Please give the count of lines holding the string "marker" and nothing besides.

* Begin *

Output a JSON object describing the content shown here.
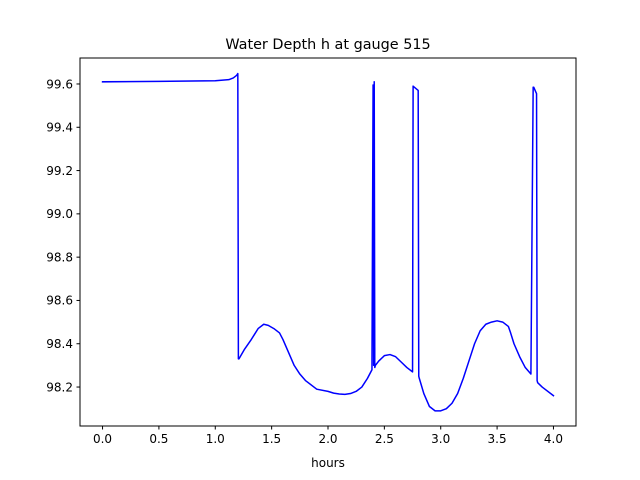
{
  "chart_data": {
    "type": "line",
    "title": "Water Depth h at gauge 515",
    "xlabel": "hours",
    "ylabel": "",
    "xlim": [
      -0.2,
      4.2
    ],
    "ylim": [
      98.02,
      99.72
    ],
    "xticks": [
      0.0,
      0.5,
      1.0,
      1.5,
      2.0,
      2.5,
      3.0,
      3.5,
      4.0
    ],
    "xtick_labels": [
      "0.0",
      "0.5",
      "1.0",
      "1.5",
      "2.0",
      "2.5",
      "3.0",
      "3.5",
      "4.0"
    ],
    "yticks": [
      98.2,
      98.4,
      98.6,
      98.8,
      99.0,
      99.2,
      99.4,
      99.6
    ],
    "ytick_labels": [
      "98.2",
      "98.4",
      "98.6",
      "98.8",
      "99.0",
      "99.2",
      "99.4",
      "99.6"
    ],
    "grid": false,
    "series": [
      {
        "color": "#0000ff",
        "x": [
          0.0,
          0.5,
          1.0,
          1.12,
          1.16,
          1.19,
          1.2,
          1.205,
          1.21,
          1.26,
          1.32,
          1.38,
          1.43,
          1.47,
          1.52,
          1.57,
          1.6,
          1.65,
          1.7,
          1.75,
          1.8,
          1.9,
          2.0,
          2.05,
          2.1,
          2.15,
          2.2,
          2.25,
          2.3,
          2.35,
          2.39,
          2.4,
          2.405,
          2.41,
          2.415,
          2.42,
          2.45,
          2.5,
          2.55,
          2.6,
          2.65,
          2.7,
          2.75,
          2.755,
          2.8,
          2.805,
          2.81,
          2.85,
          2.9,
          2.95,
          3.0,
          3.05,
          3.1,
          3.15,
          3.2,
          3.25,
          3.3,
          3.35,
          3.4,
          3.45,
          3.5,
          3.55,
          3.6,
          3.62,
          3.65,
          3.7,
          3.75,
          3.8,
          3.82,
          3.825,
          3.85,
          3.855,
          3.86,
          3.9,
          4.0
        ],
        "y": [
          99.61,
          99.612,
          99.615,
          99.62,
          99.628,
          99.64,
          99.648,
          98.33,
          98.33,
          98.375,
          98.42,
          98.47,
          98.49,
          98.485,
          98.47,
          98.45,
          98.42,
          98.36,
          98.3,
          98.26,
          98.23,
          98.19,
          98.18,
          98.172,
          98.168,
          98.166,
          98.17,
          98.18,
          98.2,
          98.24,
          98.28,
          99.595,
          98.3,
          99.61,
          98.29,
          98.3,
          98.32,
          98.345,
          98.35,
          98.34,
          98.315,
          98.29,
          98.27,
          99.59,
          99.57,
          98.25,
          98.24,
          98.17,
          98.11,
          98.09,
          98.09,
          98.1,
          98.125,
          98.17,
          98.24,
          98.32,
          98.4,
          98.46,
          98.49,
          98.5,
          98.506,
          98.5,
          98.48,
          98.45,
          98.4,
          98.34,
          98.29,
          98.26,
          99.585,
          99.585,
          99.555,
          98.23,
          98.22,
          98.2,
          98.16
        ]
      }
    ]
  }
}
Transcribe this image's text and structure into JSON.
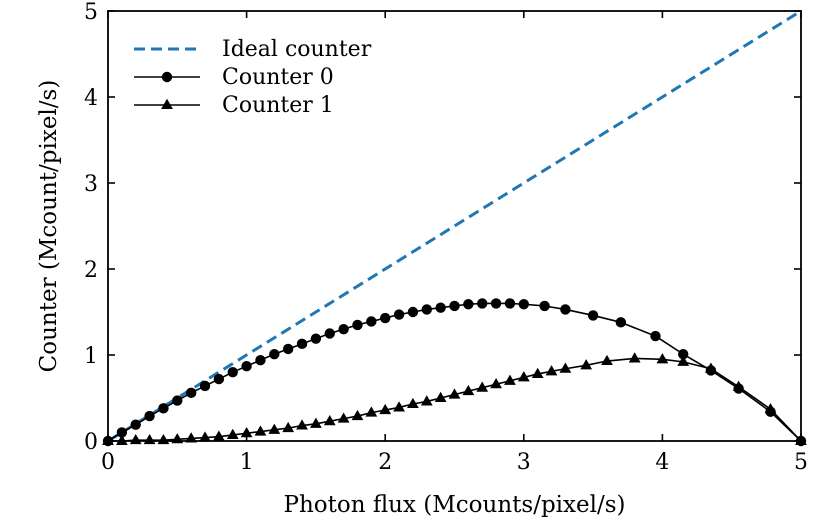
{
  "chart_data": {
    "type": "line",
    "xlabel": "Photon flux (Mcounts/pixel/s)",
    "ylabel": "Counter (Mcount/pixel/s)",
    "xlim": [
      0,
      5
    ],
    "ylim": [
      0,
      5
    ],
    "xticks": [
      "0",
      "1",
      "2",
      "3",
      "4",
      "5"
    ],
    "yticks": [
      "0",
      "1",
      "2",
      "3",
      "4",
      "5"
    ],
    "grid": false,
    "legend_position": "top-left",
    "series": [
      {
        "name": "Ideal counter",
        "style": "dashed",
        "marker": "none",
        "color": "#1f77b4",
        "points": [
          [
            0,
            0
          ],
          [
            5,
            5
          ]
        ]
      },
      {
        "name": "Counter 0",
        "style": "solid",
        "marker": "circle",
        "color": "#000000",
        "points": [
          [
            0.0,
            0.0
          ],
          [
            0.1,
            0.1
          ],
          [
            0.2,
            0.19
          ],
          [
            0.3,
            0.29
          ],
          [
            0.4,
            0.38
          ],
          [
            0.5,
            0.47
          ],
          [
            0.6,
            0.56
          ],
          [
            0.7,
            0.64
          ],
          [
            0.8,
            0.72
          ],
          [
            0.9,
            0.8
          ],
          [
            1.0,
            0.87
          ],
          [
            1.1,
            0.94
          ],
          [
            1.2,
            1.01
          ],
          [
            1.3,
            1.07
          ],
          [
            1.4,
            1.13
          ],
          [
            1.5,
            1.19
          ],
          [
            1.6,
            1.25
          ],
          [
            1.7,
            1.3
          ],
          [
            1.8,
            1.35
          ],
          [
            1.9,
            1.39
          ],
          [
            2.0,
            1.43
          ],
          [
            2.1,
            1.47
          ],
          [
            2.2,
            1.5
          ],
          [
            2.3,
            1.53
          ],
          [
            2.4,
            1.55
          ],
          [
            2.5,
            1.57
          ],
          [
            2.6,
            1.59
          ],
          [
            2.7,
            1.6
          ],
          [
            2.8,
            1.6
          ],
          [
            2.9,
            1.6
          ],
          [
            3.0,
            1.59
          ],
          [
            3.15,
            1.57
          ],
          [
            3.3,
            1.53
          ],
          [
            3.5,
            1.46
          ],
          [
            3.7,
            1.38
          ],
          [
            3.95,
            1.22
          ],
          [
            4.15,
            1.01
          ],
          [
            4.35,
            0.82
          ],
          [
            4.55,
            0.61
          ],
          [
            4.78,
            0.34
          ],
          [
            5.0,
            0.0
          ]
        ]
      },
      {
        "name": "Counter 1",
        "style": "solid",
        "marker": "triangle",
        "color": "#000000",
        "points": [
          [
            0.0,
            0.0
          ],
          [
            0.1,
            0.0
          ],
          [
            0.2,
            0.01
          ],
          [
            0.3,
            0.01
          ],
          [
            0.4,
            0.01
          ],
          [
            0.5,
            0.02
          ],
          [
            0.6,
            0.03
          ],
          [
            0.7,
            0.04
          ],
          [
            0.8,
            0.05
          ],
          [
            0.9,
            0.07
          ],
          [
            1.0,
            0.09
          ],
          [
            1.1,
            0.11
          ],
          [
            1.2,
            0.13
          ],
          [
            1.3,
            0.15
          ],
          [
            1.4,
            0.18
          ],
          [
            1.5,
            0.2
          ],
          [
            1.6,
            0.23
          ],
          [
            1.7,
            0.26
          ],
          [
            1.8,
            0.29
          ],
          [
            1.9,
            0.33
          ],
          [
            2.0,
            0.36
          ],
          [
            2.1,
            0.39
          ],
          [
            2.2,
            0.43
          ],
          [
            2.3,
            0.46
          ],
          [
            2.4,
            0.5
          ],
          [
            2.5,
            0.54
          ],
          [
            2.6,
            0.58
          ],
          [
            2.7,
            0.62
          ],
          [
            2.8,
            0.66
          ],
          [
            2.9,
            0.7
          ],
          [
            3.0,
            0.74
          ],
          [
            3.1,
            0.78
          ],
          [
            3.2,
            0.81
          ],
          [
            3.3,
            0.84
          ],
          [
            3.45,
            0.88
          ],
          [
            3.6,
            0.93
          ],
          [
            3.8,
            0.96
          ],
          [
            4.0,
            0.95
          ],
          [
            4.15,
            0.92
          ],
          [
            4.35,
            0.84
          ],
          [
            4.55,
            0.63
          ],
          [
            4.78,
            0.37
          ],
          [
            5.0,
            0.0
          ]
        ]
      }
    ]
  }
}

* End *

### Result of this task
3